THE PROBLEM: Transcribe all of the material below word for word and leave out its pictures.

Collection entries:

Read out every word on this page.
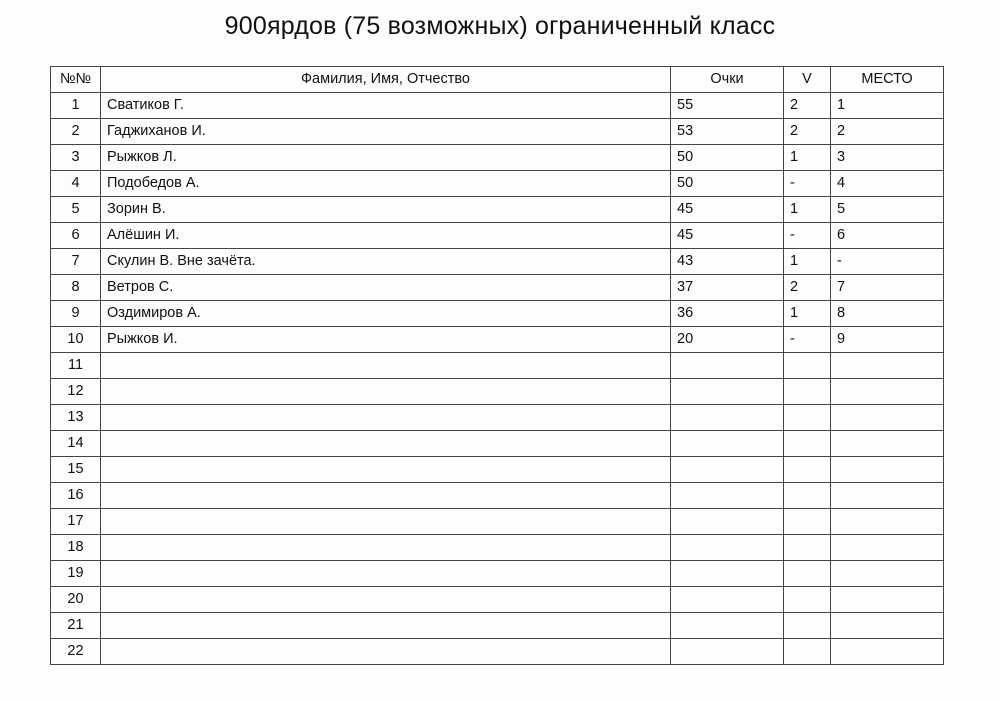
900ярдов (75 возможных) ограниченный класс
№№	Фамилия, Имя, Отчество	Очки	V	МЕСТО
1	Сватиков Г.	55	2	1
2	Гаджиханов И.	53	2	2
3	Рыжков Л.	50	1	3
4	Подобедов А.	50	-	4
5	Зорин В.	45	1	5
6	Алёшин И.	45	-	6
7	Скулин В. Вне зачёта.	43	1	-
8	Ветров С.	37	2	7
9	Оздимиров А.	36	1	8
10	Рыжков И.	20	-	9
11				
12				
13				
14				
15				
16				
17				
18				
19				
20				
21				
22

ANSWER TO THE EXERCISE:
Read out every word on this page.
900ярдов (75 возможных) ограниченный класс
№№	Фамилия, Имя, Отчество	Очки	V	МЕСТО
1	Сватиков Г.	55	2	1
2	Гаджиханов И.	53	2	2
3	Рыжков Л.	50	1	3
4	Подобедов А.	50	-	4
5	Зорин В.	45	1	5
6	Алёшин И.	45	-	6
7	Скулин В. Вне зачёта.	43	1	-
8	Ветров С.	37	2	7
9	Оздимиров А.	36	1	8
10	Рыжков И.	20	-	9
11				
12				
13				
14				
15				
16				
17				
18				
19				
20				
21				
22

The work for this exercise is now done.